The data:
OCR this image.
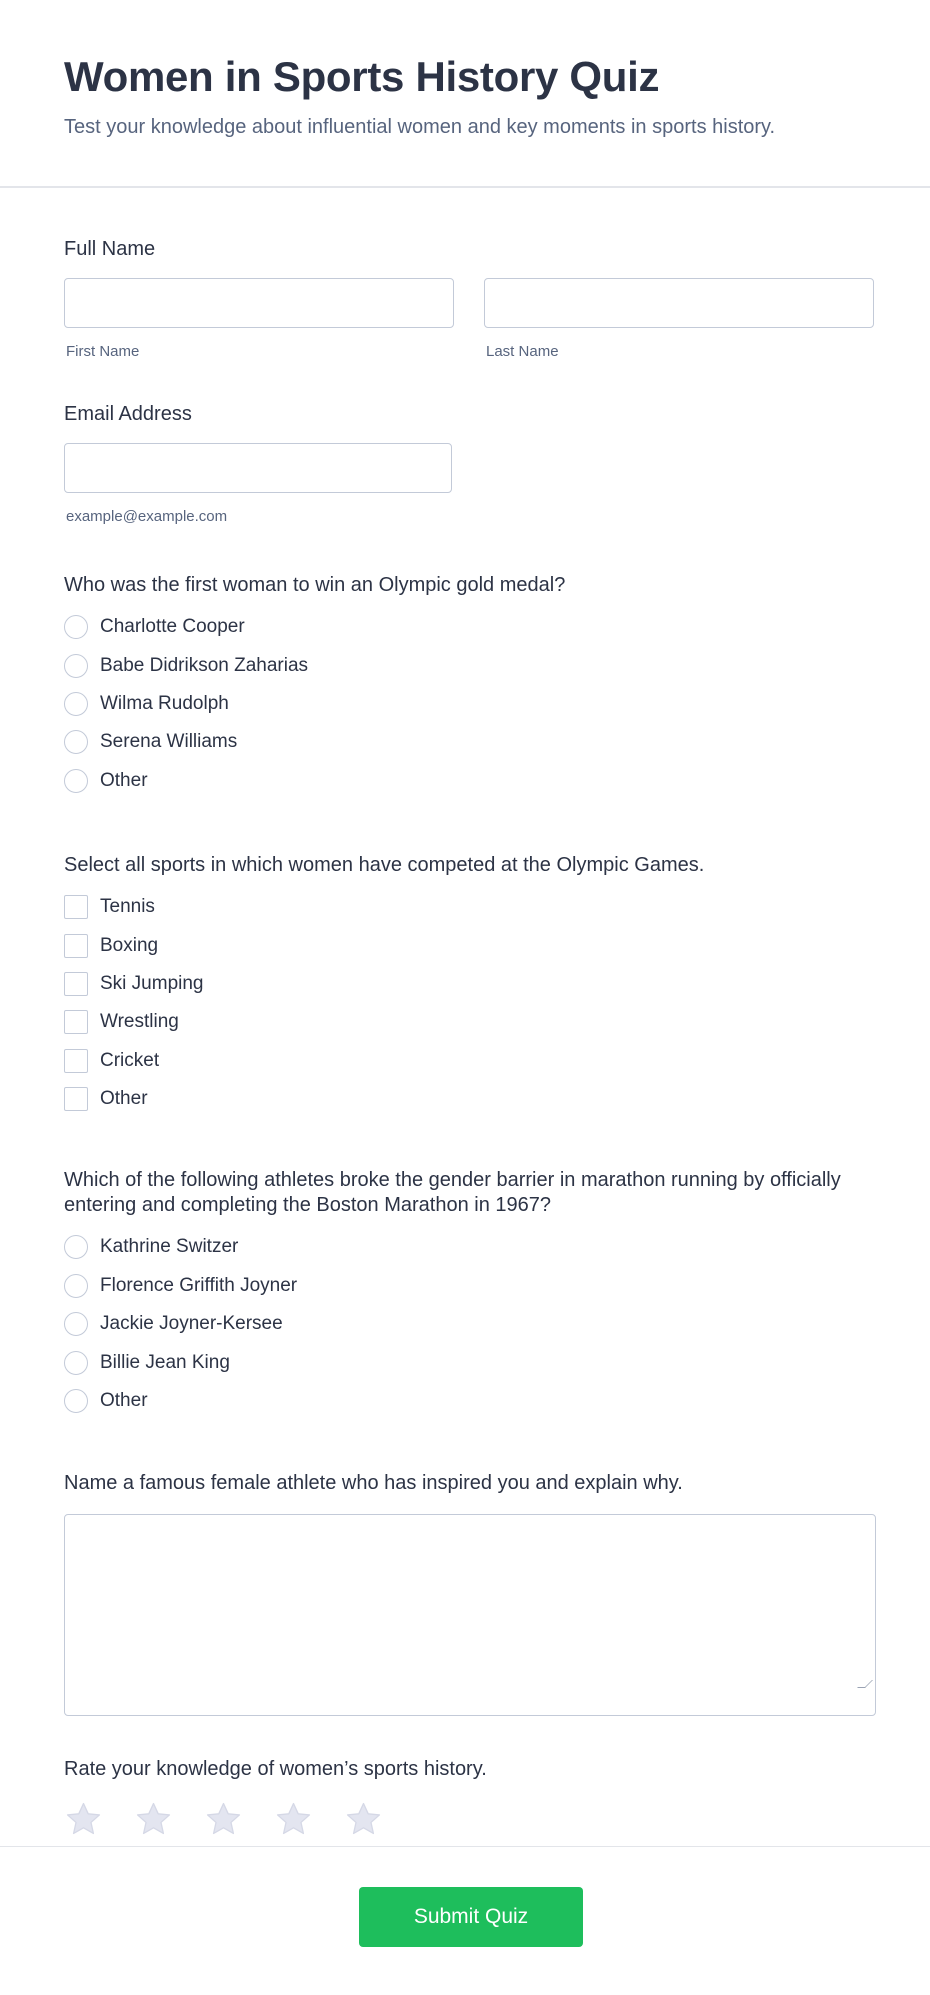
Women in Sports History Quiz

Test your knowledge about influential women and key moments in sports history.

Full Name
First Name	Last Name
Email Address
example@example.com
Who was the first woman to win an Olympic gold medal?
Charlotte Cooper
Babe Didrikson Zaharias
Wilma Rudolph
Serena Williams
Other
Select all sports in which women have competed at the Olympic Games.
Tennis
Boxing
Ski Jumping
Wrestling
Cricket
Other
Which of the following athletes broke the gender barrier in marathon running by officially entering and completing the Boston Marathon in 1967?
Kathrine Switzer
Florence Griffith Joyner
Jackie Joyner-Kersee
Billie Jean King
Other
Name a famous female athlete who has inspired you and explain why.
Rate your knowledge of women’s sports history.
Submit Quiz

Prompt:
Write out the listing word for word, omitting the pictures it holds.

Reply to the exercise:
OCR this image.
Women in Sports History Quiz

Test your knowledge about influential women and key moments in sports history.

Full Name
First Name	Last Name
Email Address
example@example.com
Who was the first woman to win an Olympic gold medal?
Charlotte Cooper
Babe Didrikson Zaharias
Wilma Rudolph
Serena Williams
Other
Select all sports in which women have competed at the Olympic Games.
Tennis
Boxing
Ski Jumping
Wrestling
Cricket
Other
Which of the following athletes broke the gender barrier in marathon running by officially entering and completing the Boston Marathon in 1967?
Kathrine Switzer
Florence Griffith Joyner
Jackie Joyner-Kersee
Billie Jean King
Other
Name a famous female athlete who has inspired you and explain why.
Rate your knowledge of women’s sports history.
Submit Quiz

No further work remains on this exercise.